▸ **Data for this exercise**
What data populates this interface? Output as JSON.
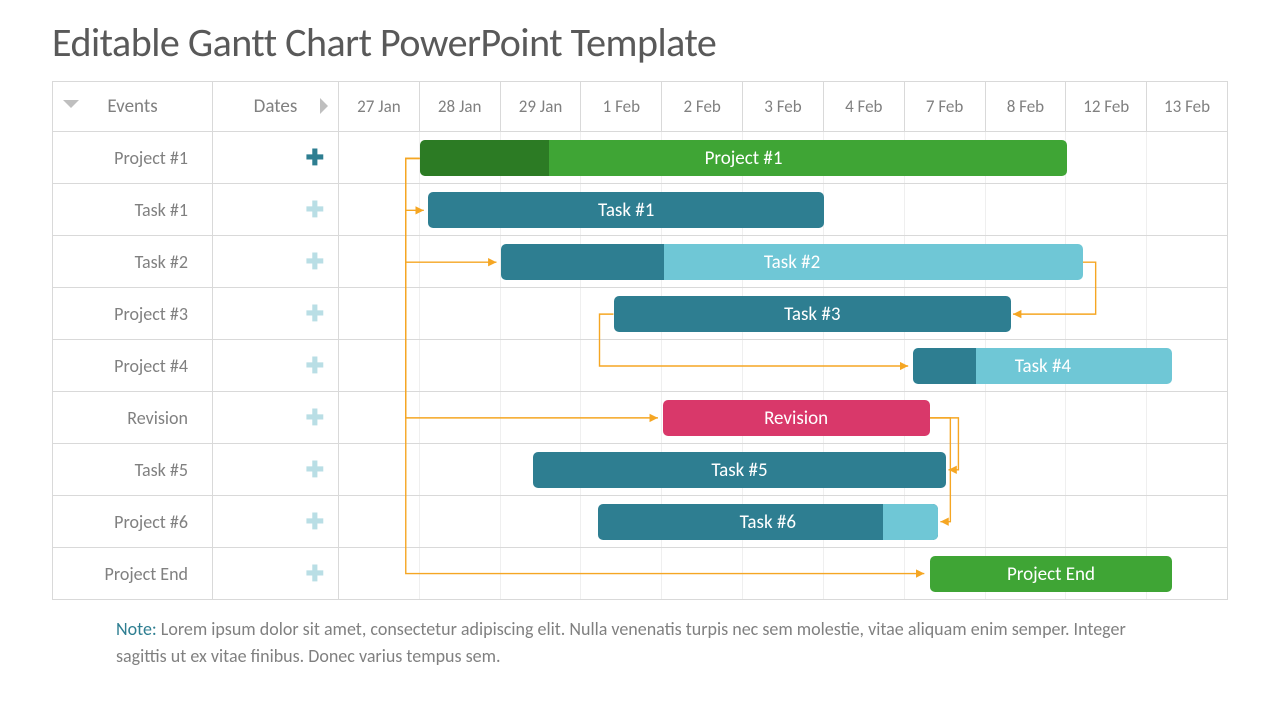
{
  "title": "Editable Gantt Chart PowerPoint Template",
  "columns": {
    "events": "Events",
    "dates": "Dates",
    "timeline": [
      "27 Jan",
      "28 Jan",
      "29 Jan",
      "1 Feb",
      "2 Feb",
      "3 Feb",
      "4 Feb",
      "7 Feb",
      "8 Feb",
      "12 Feb",
      "13 Feb"
    ]
  },
  "rows": [
    {
      "label": "Project #1",
      "plus": "dark"
    },
    {
      "label": "Task #1",
      "plus": "light"
    },
    {
      "label": "Task #2",
      "plus": "light"
    },
    {
      "label": "Project #3",
      "plus": "light"
    },
    {
      "label": "Project #4",
      "plus": "light"
    },
    {
      "label": "Revision",
      "plus": "light"
    },
    {
      "label": "Task #5",
      "plus": "light"
    },
    {
      "label": "Project #6",
      "plus": "light"
    },
    {
      "label": "Project End",
      "plus": "light"
    }
  ],
  "chart_data": {
    "type": "gantt",
    "categories": [
      "27 Jan",
      "28 Jan",
      "29 Jan",
      "1 Feb",
      "2 Feb",
      "3 Feb",
      "4 Feb",
      "7 Feb",
      "8 Feb",
      "12 Feb",
      "13 Feb"
    ],
    "bars": [
      {
        "row": 0,
        "label": "Project #1",
        "start": 1.0,
        "end": 9.0,
        "color": "#3fa535",
        "progress": 0.2,
        "progressColor": "#2c7b24"
      },
      {
        "row": 1,
        "label": "Task #1",
        "start": 1.1,
        "end": 6.0,
        "color": "#2e7e91",
        "progress": 0,
        "progressColor": "#2e7e91"
      },
      {
        "row": 2,
        "label": "Task #2",
        "start": 2.0,
        "end": 9.2,
        "color": "#6fc7d6",
        "progress": 0.28,
        "progressColor": "#2e7e91"
      },
      {
        "row": 3,
        "label": "Task #3",
        "start": 3.4,
        "end": 8.3,
        "color": "#2e7e91",
        "progress": 0,
        "progressColor": "#2e7e91"
      },
      {
        "row": 4,
        "label": "Task #4",
        "start": 7.1,
        "end": 10.3,
        "color": "#6fc7d6",
        "progress": 0.24,
        "progressColor": "#2e7e91"
      },
      {
        "row": 5,
        "label": "Revision",
        "start": 4.0,
        "end": 7.3,
        "color": "#d9386a",
        "progress": 0,
        "progressColor": "#d9386a"
      },
      {
        "row": 6,
        "label": "Task #5",
        "start": 2.4,
        "end": 7.5,
        "color": "#2e7e91",
        "progress": 0,
        "progressColor": "#2e7e91"
      },
      {
        "row": 7,
        "label": "Task #6",
        "start": 3.2,
        "end": 7.4,
        "color": "#2e7e91",
        "progress": 0,
        "progressColor": "#2e7e91",
        "tail": 0.16,
        "tailColor": "#6fc7d6"
      },
      {
        "row": 8,
        "label": "Project End",
        "start": 7.3,
        "end": 10.3,
        "color": "#3fa535",
        "progress": 0,
        "progressColor": "#3fa535"
      }
    ],
    "connectors": [
      {
        "from": {
          "row": 0,
          "col": 1.0,
          "side": "start"
        },
        "to": {
          "row": 1,
          "col": 1.1,
          "side": "start"
        }
      },
      {
        "from": {
          "row": 0,
          "col": 1.0,
          "side": "start"
        },
        "to": {
          "row": 2,
          "col": 2.0,
          "side": "start"
        }
      },
      {
        "from": {
          "row": 0,
          "col": 1.0,
          "side": "start"
        },
        "to": {
          "row": 5,
          "col": 4.0,
          "side": "start"
        }
      },
      {
        "from": {
          "row": 0,
          "col": 1.0,
          "side": "start"
        },
        "to": {
          "row": 8,
          "col": 7.3,
          "side": "start"
        }
      },
      {
        "from": {
          "row": 2,
          "col": 9.2,
          "side": "end"
        },
        "to": {
          "row": 3,
          "col": 8.3,
          "side": "end"
        }
      },
      {
        "from": {
          "row": 3,
          "col": 3.4,
          "side": "start"
        },
        "to": {
          "row": 4,
          "col": 7.1,
          "side": "start"
        }
      },
      {
        "from": {
          "row": 5,
          "col": 7.3,
          "side": "end"
        },
        "to": {
          "row": 6,
          "col": 7.5,
          "side": "end"
        }
      },
      {
        "from": {
          "row": 5,
          "col": 7.3,
          "side": "end"
        },
        "to": {
          "row": 7,
          "col": 7.4,
          "side": "end"
        }
      }
    ]
  },
  "note": {
    "label": "Note:",
    "text": " Lorem ipsum dolor sit amet, consectetur adipiscing elit. Nulla venenatis turpis nec sem molestie, vitae aliquam enim semper. Integer sagittis ut ex vitae finibus. Donec varius tempus sem."
  },
  "colors": {
    "grid": "#d9d9d9",
    "connector": "#f5a623"
  }
}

▸ **Prompt**
Select every line above that contains the word "Project", and copy it.

▸ **Task response**
      "label": "Project #1",
      "label": "Project #3",
      "label": "Project #4",
      "label": "Project #6",
      "label": "Project End",
        "label": "Project #1",
        "label": "Project End",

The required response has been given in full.